** Start DATA RECORDS **

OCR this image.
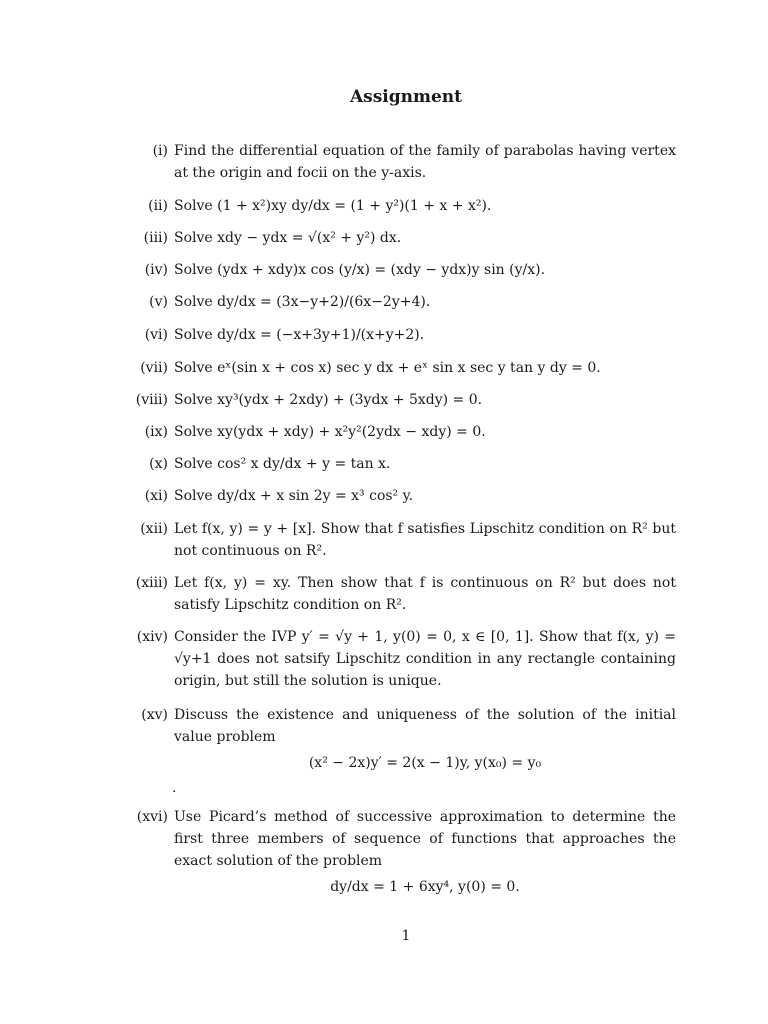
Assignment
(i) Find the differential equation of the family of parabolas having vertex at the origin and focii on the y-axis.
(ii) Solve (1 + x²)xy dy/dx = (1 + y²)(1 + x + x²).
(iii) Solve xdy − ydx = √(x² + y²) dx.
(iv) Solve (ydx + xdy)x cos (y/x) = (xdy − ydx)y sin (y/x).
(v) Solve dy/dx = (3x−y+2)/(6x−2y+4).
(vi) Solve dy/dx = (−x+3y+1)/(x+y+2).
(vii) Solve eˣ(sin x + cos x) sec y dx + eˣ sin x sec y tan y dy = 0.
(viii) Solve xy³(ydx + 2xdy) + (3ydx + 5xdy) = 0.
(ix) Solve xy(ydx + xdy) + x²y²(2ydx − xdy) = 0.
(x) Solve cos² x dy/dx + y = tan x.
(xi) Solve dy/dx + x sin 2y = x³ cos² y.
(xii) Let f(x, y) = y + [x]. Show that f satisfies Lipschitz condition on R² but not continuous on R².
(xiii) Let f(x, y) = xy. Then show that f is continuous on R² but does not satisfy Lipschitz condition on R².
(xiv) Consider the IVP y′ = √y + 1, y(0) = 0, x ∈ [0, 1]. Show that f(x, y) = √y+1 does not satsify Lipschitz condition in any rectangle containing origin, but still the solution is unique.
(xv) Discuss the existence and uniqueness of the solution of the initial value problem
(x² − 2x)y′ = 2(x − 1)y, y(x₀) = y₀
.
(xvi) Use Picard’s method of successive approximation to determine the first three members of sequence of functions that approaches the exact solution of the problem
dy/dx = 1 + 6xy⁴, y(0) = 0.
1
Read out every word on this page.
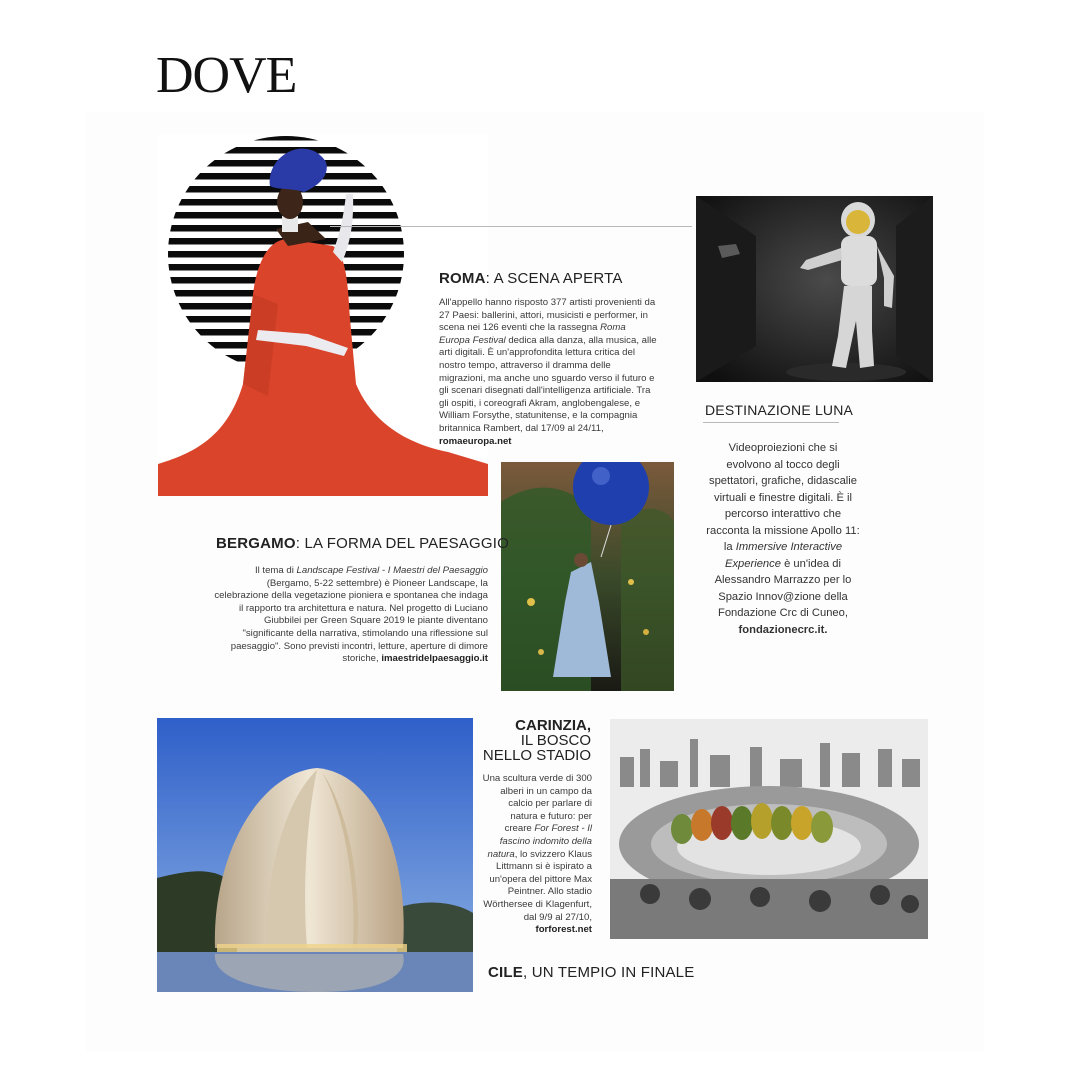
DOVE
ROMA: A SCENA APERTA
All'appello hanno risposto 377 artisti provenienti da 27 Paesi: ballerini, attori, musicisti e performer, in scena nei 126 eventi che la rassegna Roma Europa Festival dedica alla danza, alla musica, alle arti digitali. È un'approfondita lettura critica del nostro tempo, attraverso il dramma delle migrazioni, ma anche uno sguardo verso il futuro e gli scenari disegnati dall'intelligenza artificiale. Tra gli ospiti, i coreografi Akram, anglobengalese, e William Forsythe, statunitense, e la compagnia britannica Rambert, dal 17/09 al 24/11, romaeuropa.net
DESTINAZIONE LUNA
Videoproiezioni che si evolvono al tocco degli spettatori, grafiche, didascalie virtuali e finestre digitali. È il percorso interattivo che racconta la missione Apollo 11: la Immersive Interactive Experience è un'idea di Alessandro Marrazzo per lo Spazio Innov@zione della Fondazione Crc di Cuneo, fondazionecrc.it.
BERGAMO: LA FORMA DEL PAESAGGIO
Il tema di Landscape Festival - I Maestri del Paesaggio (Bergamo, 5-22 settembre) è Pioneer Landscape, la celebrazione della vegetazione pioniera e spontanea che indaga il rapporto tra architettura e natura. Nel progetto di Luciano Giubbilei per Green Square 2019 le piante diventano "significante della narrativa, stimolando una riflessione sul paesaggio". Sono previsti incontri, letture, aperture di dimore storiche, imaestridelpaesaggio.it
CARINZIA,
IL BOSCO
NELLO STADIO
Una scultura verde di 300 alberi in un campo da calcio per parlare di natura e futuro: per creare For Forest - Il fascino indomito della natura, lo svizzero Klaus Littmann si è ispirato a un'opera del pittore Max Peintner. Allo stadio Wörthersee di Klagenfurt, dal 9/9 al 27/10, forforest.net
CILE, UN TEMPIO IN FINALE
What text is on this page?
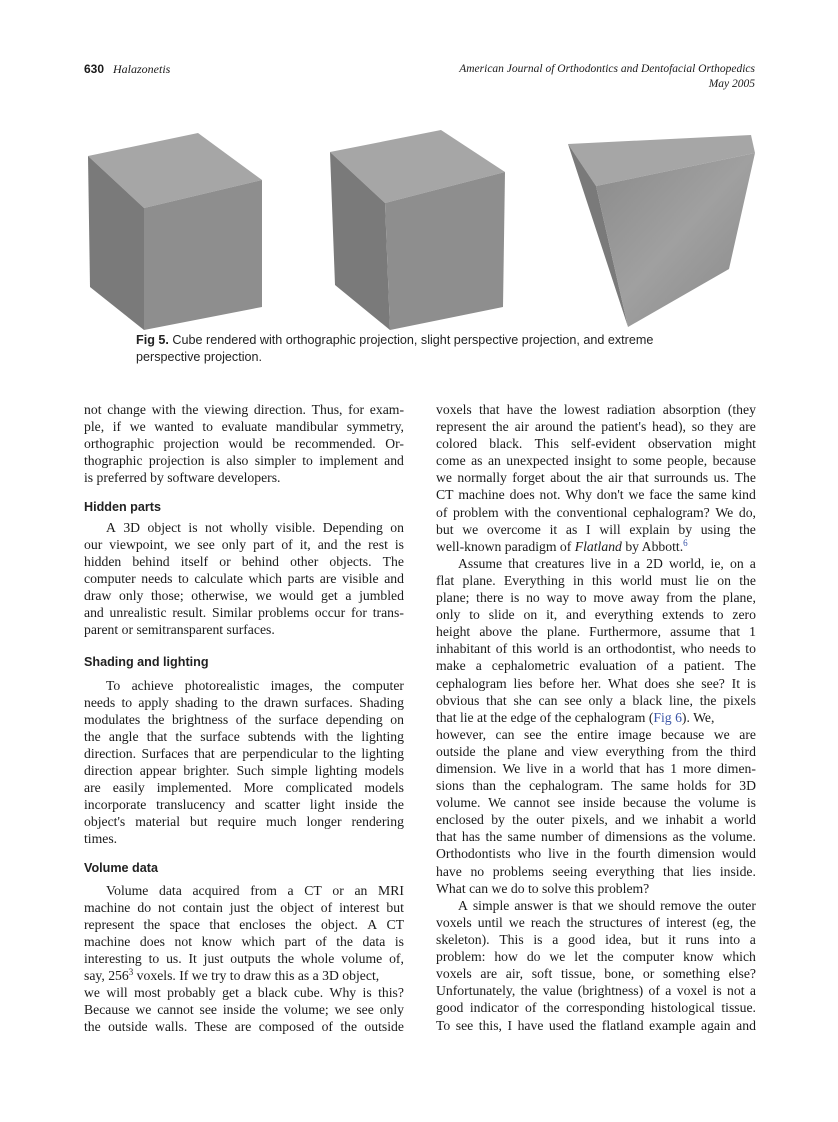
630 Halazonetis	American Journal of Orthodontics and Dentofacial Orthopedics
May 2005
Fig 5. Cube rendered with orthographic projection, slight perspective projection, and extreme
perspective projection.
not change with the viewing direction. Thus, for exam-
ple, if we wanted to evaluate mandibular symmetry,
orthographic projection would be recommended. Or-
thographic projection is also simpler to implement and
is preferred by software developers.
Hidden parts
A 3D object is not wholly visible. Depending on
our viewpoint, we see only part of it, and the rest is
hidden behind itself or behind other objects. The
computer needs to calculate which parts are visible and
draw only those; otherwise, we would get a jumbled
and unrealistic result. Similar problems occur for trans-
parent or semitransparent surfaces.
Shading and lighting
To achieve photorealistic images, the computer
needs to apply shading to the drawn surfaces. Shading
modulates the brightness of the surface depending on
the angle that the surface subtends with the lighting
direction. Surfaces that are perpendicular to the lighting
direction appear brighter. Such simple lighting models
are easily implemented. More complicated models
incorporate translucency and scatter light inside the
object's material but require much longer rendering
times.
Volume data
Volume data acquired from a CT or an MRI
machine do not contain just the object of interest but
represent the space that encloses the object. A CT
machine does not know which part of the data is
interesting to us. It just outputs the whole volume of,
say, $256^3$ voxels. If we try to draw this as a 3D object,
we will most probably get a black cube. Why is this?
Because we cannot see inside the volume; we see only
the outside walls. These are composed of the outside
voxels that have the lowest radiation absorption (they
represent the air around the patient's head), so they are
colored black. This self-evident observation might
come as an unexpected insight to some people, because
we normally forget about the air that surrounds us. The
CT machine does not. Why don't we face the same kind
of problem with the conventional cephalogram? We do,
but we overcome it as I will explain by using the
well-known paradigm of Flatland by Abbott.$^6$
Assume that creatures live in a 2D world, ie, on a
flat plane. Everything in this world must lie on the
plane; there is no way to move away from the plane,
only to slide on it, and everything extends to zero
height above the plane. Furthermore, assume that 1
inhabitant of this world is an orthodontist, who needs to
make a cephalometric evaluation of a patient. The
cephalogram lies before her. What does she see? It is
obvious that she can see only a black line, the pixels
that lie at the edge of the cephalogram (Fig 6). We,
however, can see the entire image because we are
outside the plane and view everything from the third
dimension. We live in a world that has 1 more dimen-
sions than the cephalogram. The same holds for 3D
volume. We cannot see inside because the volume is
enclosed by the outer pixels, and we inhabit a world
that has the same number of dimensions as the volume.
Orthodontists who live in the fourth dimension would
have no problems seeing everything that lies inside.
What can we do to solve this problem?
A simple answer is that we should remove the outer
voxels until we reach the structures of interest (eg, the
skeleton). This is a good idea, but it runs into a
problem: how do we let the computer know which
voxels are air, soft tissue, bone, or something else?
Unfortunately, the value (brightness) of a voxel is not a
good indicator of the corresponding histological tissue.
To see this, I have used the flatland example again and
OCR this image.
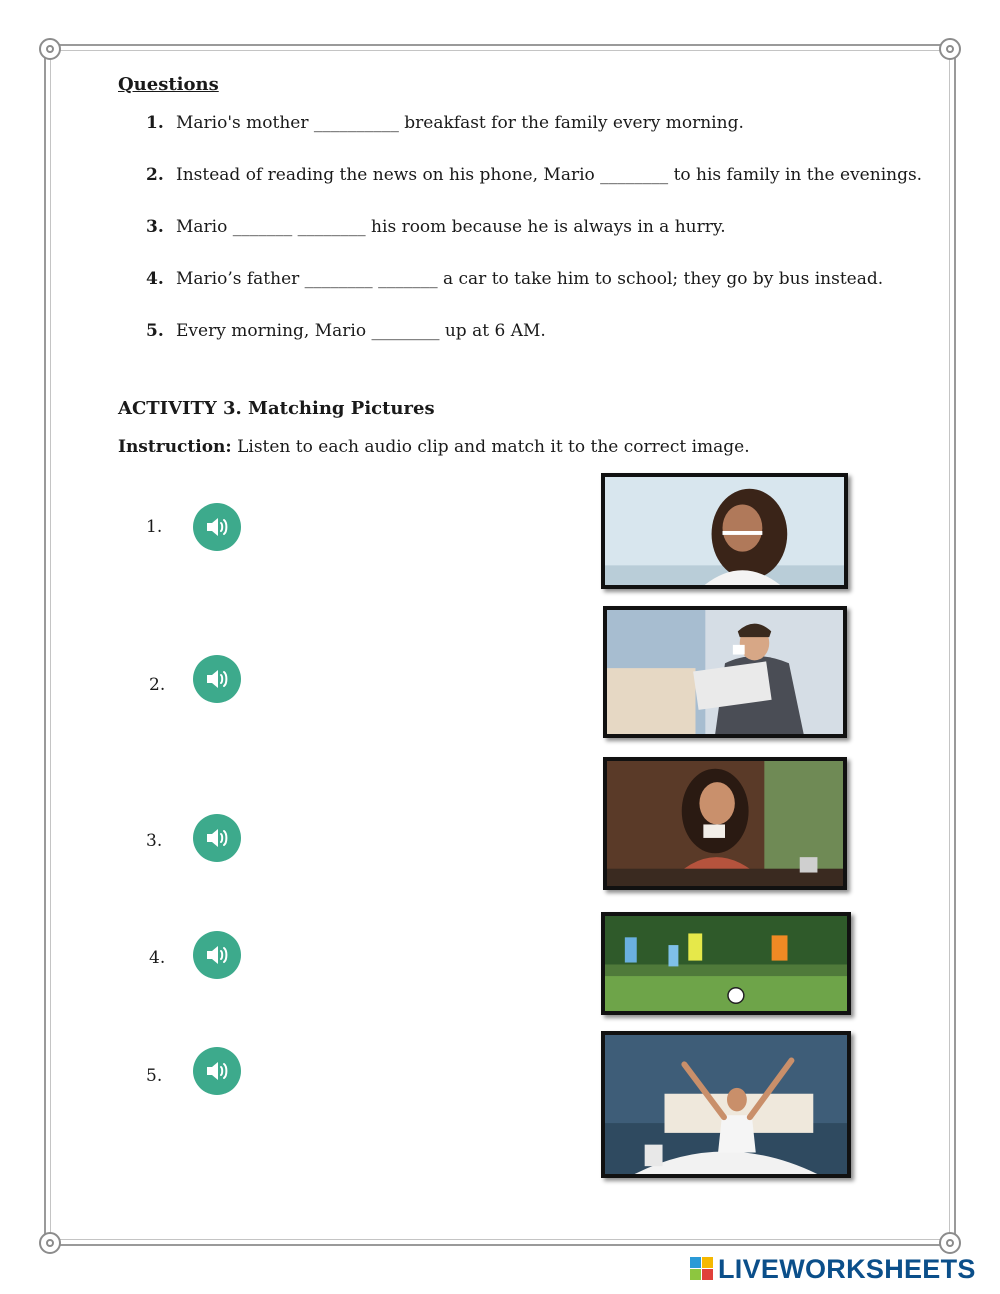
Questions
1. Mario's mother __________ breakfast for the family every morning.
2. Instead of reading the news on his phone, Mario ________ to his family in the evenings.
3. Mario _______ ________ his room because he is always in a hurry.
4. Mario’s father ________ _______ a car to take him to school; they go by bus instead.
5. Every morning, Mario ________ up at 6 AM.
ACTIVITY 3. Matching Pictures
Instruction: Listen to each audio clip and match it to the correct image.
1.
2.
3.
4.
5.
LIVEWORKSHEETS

** End DATA RECORDS **

WHAT TO WORK ON => Repeat each entry above word for word, leaving every picture out.

OUTPUT OF THE TASK =>
OCR this image.
Assignment
(i) Find the differential equation of the family of parabolas having vertex at the origin and focii on the y-axis.
(ii) Solve (1 + x²)xy dy/dx = (1 + y²)(1 + x + x²).
(iii) Solve xdy − ydx = √(x² + y²) dx.
(iv) Solve (ydx + xdy)x cos (y/x) = (xdy − ydx)y sin (y/x).
(v) Solve dy/dx = (3x−y+2)/(6x−2y+4).
(vi) Solve dy/dx = (−x+3y+1)/(x+y+2).
(vii) Solve eˣ(sin x + cos x) sec y dx + eˣ sin x sec y tan y dy = 0.
(viii) Solve xy³(ydx + 2xdy) + (3ydx + 5xdy) = 0.
(ix) Solve xy(ydx + xdy) + x²y²(2ydx − xdy) = 0.
(x) Solve cos² x dy/dx + y = tan x.
(xi) Solve dy/dx + x sin 2y = x³ cos² y.
(xii) Let f(x, y) = y + [x]. Show that f satisfies Lipschitz condition on R² but not continuous on R².
(xiii) Let f(x, y) = xy. Then show that f is continuous on R² but does not satisfy Lipschitz condition on R².
(xiv) Consider the IVP y′ = √y + 1, y(0) = 0, x ∈ [0, 1]. Show that f(x, y) = √y+1 does not satsify Lipschitz condition in any rectangle containing origin, but still the solution is unique.
(xv) Discuss the existence and uniqueness of the solution of the initial value problem
(x² − 2x)y′ = 2(x − 1)y, y(x₀) = y₀
.
(xvi) Use Picard’s method of successive approximation to determine the first three members of sequence of functions that approaches the exact solution of the problem
dy/dx = 1 + 6xy⁴, y(0) = 0.
1
Read out every word on this page.
DOVE
ROMA: A SCENA APERTA
All'appello hanno risposto 377 artisti provenienti da 27 Paesi: ballerini, attori, musicisti e performer, in scena nei 126 eventi che la rassegna Roma Europa Festival dedica alla danza, alla musica, alle arti digitali. È un'approfondita lettura critica del nostro tempo, attraverso il dramma delle migrazioni, ma anche uno sguardo verso il futuro e gli scenari disegnati dall'intelligenza artificiale. Tra gli ospiti, i coreografi Akram, anglobengalese, e William Forsythe, statunitense, e la compagnia britannica Rambert, dal 17/09 al 24/11, romaeuropa.net
DESTINAZIONE LUNA
Videoproiezioni che si evolvono al tocco degli spettatori, grafiche, didascalie virtuali e finestre digitali. È il percorso interattivo che racconta la missione Apollo 11: la Immersive Interactive Experience è un'idea di Alessandro Marrazzo per lo Spazio Innov@zione della Fondazione Crc di Cuneo, fondazionecrc.it.
BERGAMO: LA FORMA DEL PAESAGGIO
Il tema di Landscape Festival - I Maestri del Paesaggio (Bergamo, 5-22 settembre) è Pioneer Landscape, la celebrazione della vegetazione pioniera e spontanea che indaga il rapporto tra architettura e natura. Nel progetto di Luciano Giubbilei per Green Square 2019 le piante diventano "significante della narrativa, stimolando una riflessione sul paesaggio". Sono previsti incontri, letture, aperture di dimore storiche, imaestridelpaesaggio.it
CARINZIA,
IL BOSCO
NELLO STADIO
Una scultura verde di 300 alberi in un campo da calcio per parlare di natura e futuro: per creare For Forest - Il fascino indomito della natura, lo svizzero Klaus Littmann si è ispirato a un'opera del pittore Max Peintner. Allo stadio Wörthersee di Klagenfurt, dal 9/9 al 27/10, forforest.net
CILE, UN TEMPIO IN FINALE
What text is on this page?
630 Halazonetis	American Journal of Orthodontics and Dentofacial Orthopedics
May 2005
Fig 5. Cube rendered with orthographic projection, slight perspective projection, and extreme
perspective projection.
not change with the viewing direction. Thus, for exam-
ple, if we wanted to evaluate mandibular symmetry,
orthographic projection would be recommended. Or-
thographic projection is also simpler to implement and
is preferred by software developers.
Hidden parts
A 3D object is not wholly visible. Depending on
our viewpoint, we see only part of it, and the rest is
hidden behind itself or behind other objects. The
computer needs to calculate which parts are visible and
draw only those; otherwise, we would get a jumbled
and unrealistic result. Similar problems occur for trans-
parent or semitransparent surfaces.
Shading and lighting
To achieve photorealistic images, the computer
needs to apply shading to the drawn surfaces. Shading
modulates the brightness of the surface depending on
the angle that the surface subtends with the lighting
direction. Surfaces that are perpendicular to the lighting
direction appear brighter. Such simple lighting models
are easily implemented. More complicated models
incorporate translucency and scatter light inside the
object's material but require much longer rendering
times.
Volume data
Volume data acquired from a CT or an MRI
machine do not contain just the object of interest but
represent the space that encloses the object. A CT
machine does not know which part of the data is
interesting to us. It just outputs the whole volume of,
say, $256^3$ voxels. If we try to draw this as a 3D object,
we will most probably get a black cube. Why is this?
Because we cannot see inside the volume; we see only
the outside walls. These are composed of the outside
voxels that have the lowest radiation absorption (they
represent the air around the patient's head), so they are
colored black. This self-evident observation might
come as an unexpected insight to some people, because
we normally forget about the air that surrounds us. The
CT machine does not. Why don't we face the same kind
of problem with the conventional cephalogram? We do,
but we overcome it as I will explain by using the
well-known paradigm of Flatland by Abbott.$^6$
Assume that creatures live in a 2D world, ie, on a
flat plane. Everything in this world must lie on the
plane; there is no way to move away from the plane,
only to slide on it, and everything extends to zero
height above the plane. Furthermore, assume that 1
inhabitant of this world is an orthodontist, who needs to
make a cephalometric evaluation of a patient. The
cephalogram lies before her. What does she see? It is
obvious that she can see only a black line, the pixels
that lie at the edge of the cephalogram (Fig 6). We,
however, can see the entire image because we are
outside the plane and view everything from the third
dimension. We live in a world that has 1 more dimen-
sions than the cephalogram. The same holds for 3D
volume. We cannot see inside because the volume is
enclosed by the outer pixels, and we inhabit a world
that has the same number of dimensions as the volume.
Orthodontists who live in the fourth dimension would
have no problems seeing everything that lies inside.
What can we do to solve this problem?
A simple answer is that we should remove the outer
voxels until we reach the structures of interest (eg, the
skeleton). This is a good idea, but it runs into a
problem: how do we let the computer know which
voxels are air, soft tissue, bone, or something else?
Unfortunately, the value (brightness) of a voxel is not a
good indicator of the corresponding histological tissue.
To see this, I have used the flatland example again and
OCR this image.
Questions
1. Mario's mother __________ breakfast for the family every morning.
2. Instead of reading the news on his phone, Mario ________ to his family in the evenings.
3. Mario _______ ________ his room because he is always in a hurry.
4. Mario’s father ________ _______ a car to take him to school; they go by bus instead.
5. Every morning, Mario ________ up at 6 AM.
ACTIVITY 3. Matching Pictures
Instruction: Listen to each audio clip and match it to the correct image.
1.
2.
3.
4.
5.
LIVEWORKSHEETS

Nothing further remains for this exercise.